start Text segment

The aquaponics system is a natural and efficient gardening method that involves raising fish in an integrated system. The fish produce natural fertilizer and the plants filter and oxygenate the water. Both the plants and the fish can then be eaten. There are many different types of aquaponics systems. One of the most popular is the deep water system. A deep water aquaponics system can easily be made and run in your home.

Step 1 – Location

Decide on the best location for your aquaponic system and make sure there is adequate lighting.

Step 2 – Cutting

Cut holes in the lid of the container for your plants and accessories. Decide what arrangement you want to use and how many holes you will need and mark the spots. Small plants should be approximately 3 inches away from each other, large plants 5 inches from each other. Also make a hole for the cords and for feeding the fish. Place the lid on the container and cut the holes with your saw.

Step 3 - Gravel

Add a thin layer of clean gravel to the bottom of the container. The fish waste with settle into the gravel where it will decompose and provide nutrients for the plants.

Step 4 – Air Pump

Assemble the air pump and put the pump and air stone into the container using the hole that you cut and run the cord out through the same hole.

Step 5 - Water

Fill the container with water and add some Dechlor and Cycle, following the directions on the bottles.

end Text segment

Tasks to complete
**1.** In the aquaponics guide, swap "deep water" for "floating raft" and write out the passage from "The aquaponics system" to "in your home.".
**2.** Answer these from the aquaponics guide:
(a) What do the plants do to the water?
(b) How far apart should small plants be placed?
(c) What goes on the bottom of the container?
**3.** Please write the next part of the aquaponics guide, picking up after its final step.

start Provided material

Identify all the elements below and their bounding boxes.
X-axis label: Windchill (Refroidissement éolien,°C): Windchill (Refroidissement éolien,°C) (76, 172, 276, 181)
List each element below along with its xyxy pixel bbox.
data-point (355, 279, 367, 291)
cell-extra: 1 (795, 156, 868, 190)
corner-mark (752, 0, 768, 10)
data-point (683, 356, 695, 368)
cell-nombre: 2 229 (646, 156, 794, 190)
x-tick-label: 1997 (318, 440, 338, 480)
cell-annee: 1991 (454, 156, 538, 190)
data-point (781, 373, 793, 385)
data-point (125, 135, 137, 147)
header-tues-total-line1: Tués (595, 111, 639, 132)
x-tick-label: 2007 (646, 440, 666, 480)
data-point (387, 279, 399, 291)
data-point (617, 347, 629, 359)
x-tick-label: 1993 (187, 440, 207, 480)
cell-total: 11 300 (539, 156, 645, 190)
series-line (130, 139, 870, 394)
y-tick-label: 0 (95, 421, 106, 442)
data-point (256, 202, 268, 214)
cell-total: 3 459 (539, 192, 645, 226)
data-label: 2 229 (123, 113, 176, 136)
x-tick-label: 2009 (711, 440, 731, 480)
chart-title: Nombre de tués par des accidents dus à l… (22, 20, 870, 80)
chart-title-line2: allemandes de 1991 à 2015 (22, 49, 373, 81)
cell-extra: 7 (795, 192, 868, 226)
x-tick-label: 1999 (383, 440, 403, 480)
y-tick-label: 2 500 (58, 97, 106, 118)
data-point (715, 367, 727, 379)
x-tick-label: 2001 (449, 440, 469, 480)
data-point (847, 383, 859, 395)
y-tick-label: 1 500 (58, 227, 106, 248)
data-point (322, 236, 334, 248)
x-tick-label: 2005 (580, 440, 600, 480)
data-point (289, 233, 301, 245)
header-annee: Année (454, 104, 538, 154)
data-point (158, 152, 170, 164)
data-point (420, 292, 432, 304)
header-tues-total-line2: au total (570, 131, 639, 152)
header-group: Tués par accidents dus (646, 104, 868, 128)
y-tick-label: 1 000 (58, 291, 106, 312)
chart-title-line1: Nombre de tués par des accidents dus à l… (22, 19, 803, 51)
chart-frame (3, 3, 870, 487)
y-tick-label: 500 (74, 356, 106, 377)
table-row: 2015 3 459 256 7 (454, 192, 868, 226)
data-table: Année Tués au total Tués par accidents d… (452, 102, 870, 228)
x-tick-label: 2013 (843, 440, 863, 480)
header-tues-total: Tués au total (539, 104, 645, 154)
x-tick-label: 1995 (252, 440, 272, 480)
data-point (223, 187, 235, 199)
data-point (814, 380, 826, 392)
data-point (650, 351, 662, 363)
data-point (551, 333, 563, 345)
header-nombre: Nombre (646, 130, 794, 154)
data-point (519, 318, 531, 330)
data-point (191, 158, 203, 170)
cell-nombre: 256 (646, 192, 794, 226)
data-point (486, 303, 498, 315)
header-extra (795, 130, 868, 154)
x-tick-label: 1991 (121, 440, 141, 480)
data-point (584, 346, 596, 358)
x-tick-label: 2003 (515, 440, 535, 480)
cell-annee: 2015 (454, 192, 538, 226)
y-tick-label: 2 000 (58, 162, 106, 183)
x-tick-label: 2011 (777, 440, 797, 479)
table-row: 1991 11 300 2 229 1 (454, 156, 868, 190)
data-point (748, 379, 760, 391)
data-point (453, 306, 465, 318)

end Provided material

Task answers
**1.**
The aquaponics system is a natural and efficient gardening method that involves raising fish in an integrated system. The fish produce natural fertilizer and the plants filter and oxygenate the water. Both the plants and the fish can then be eaten. There are many different types of aquaponics systems. One of the most popular is the floating raft system. A floating raft aquaponics system can easily be made and run in your home.

**2.**
(a) They filter and oxygenate it.
(b) Approximately 3 inches from each other.
(c) A thin layer of clean gravel.

**3.**
Step 6 – Pumps

Plug in the air and water pumps. Certain breeds of fish will require a heater. If you are going to use a heater, wait until it has been in the water for a minimum of 1 hour before plugging it in.

Step 7 – Fish

Give the water a day or two to settle before putting the fish in. Hang the bag of fish in the water for 20 minutes before putting the fish into the container in case there is a temperature difference.

Step 8 – Plants

Put the plants in the pots and gently tease the roots through the holes so that they can hang into the water. Put some gravel or Hydroten into the pots to keep the plants stable. Then put the pots into the holes in the lid.

Step 9 – Maintenance

Test the water every day for the first 6 weeks to make sure that the Nitrate/Nitrite levels are healthy. After 6 weeks, the tank should be sufficiently cycled and you should only need to top off the water when it gets low.